Data records.
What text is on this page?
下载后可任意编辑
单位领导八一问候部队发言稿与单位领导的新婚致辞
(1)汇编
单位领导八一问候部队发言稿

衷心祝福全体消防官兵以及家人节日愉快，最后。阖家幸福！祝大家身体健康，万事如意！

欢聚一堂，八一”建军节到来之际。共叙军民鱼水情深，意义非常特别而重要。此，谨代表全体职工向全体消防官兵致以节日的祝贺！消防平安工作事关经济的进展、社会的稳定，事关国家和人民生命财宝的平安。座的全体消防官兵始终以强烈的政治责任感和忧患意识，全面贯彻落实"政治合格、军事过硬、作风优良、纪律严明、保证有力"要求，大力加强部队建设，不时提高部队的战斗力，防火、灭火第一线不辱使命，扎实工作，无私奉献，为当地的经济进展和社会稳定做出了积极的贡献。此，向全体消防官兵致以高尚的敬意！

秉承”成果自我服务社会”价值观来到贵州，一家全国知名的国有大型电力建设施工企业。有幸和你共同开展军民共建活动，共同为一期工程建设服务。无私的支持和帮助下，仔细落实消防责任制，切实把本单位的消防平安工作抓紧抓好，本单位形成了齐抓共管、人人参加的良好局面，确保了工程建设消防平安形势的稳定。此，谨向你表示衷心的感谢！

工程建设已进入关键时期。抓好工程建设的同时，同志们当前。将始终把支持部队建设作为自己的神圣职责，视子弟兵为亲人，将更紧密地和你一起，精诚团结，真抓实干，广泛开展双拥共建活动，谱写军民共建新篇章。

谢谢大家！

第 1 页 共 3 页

What you need to do. From the listing above, extract every line exactly as it stands.

Solution for this task.
What text is on this page?
下载后可任意编辑
单位领导八一问候部队发言稿与单位领导的新婚致辞
(1)汇编
单位领导八一问候部队发言稿

衷心祝福全体消防官兵以及家人节日愉快，最后。阖家幸福！祝大家身体健康，万事如意！

欢聚一堂，八一”建军节到来之际。共叙军民鱼水情深，意义非常特别而重要。此，谨代表全体职工向全体消防官兵致以节日的祝贺！消防平安工作事关经济的进展、社会的稳定，事关国家和人民生命财宝的平安。座的全体消防官兵始终以强烈的政治责任感和忧患意识，全面贯彻落实"政治合格、军事过硬、作风优良、纪律严明、保证有力"要求，大力加强部队建设，不时提高部队的战斗力，防火、灭火第一线不辱使命，扎实工作，无私奉献，为当地的经济进展和社会稳定做出了积极的贡献。此，向全体消防官兵致以高尚的敬意！

秉承”成果自我服务社会”价值观来到贵州，一家全国知名的国有大型电力建设施工企业。有幸和你共同开展军民共建活动，共同为一期工程建设服务。无私的支持和帮助下，仔细落实消防责任制，切实把本单位的消防平安工作抓紧抓好，本单位形成了齐抓共管、人人参加的良好局面，确保了工程建设消防平安形势的稳定。此，谨向你表示衷心的感谢！

工程建设已进入关键时期。抓好工程建设的同时，同志们当前。将始终把支持部队建设作为自己的神圣职责，视子弟兵为亲人，将更紧密地和你一起，精诚团结，真抓实干，广泛开展双拥共建活动，谱写军民共建新篇章。

谢谢大家！

第 1 页 共 3 页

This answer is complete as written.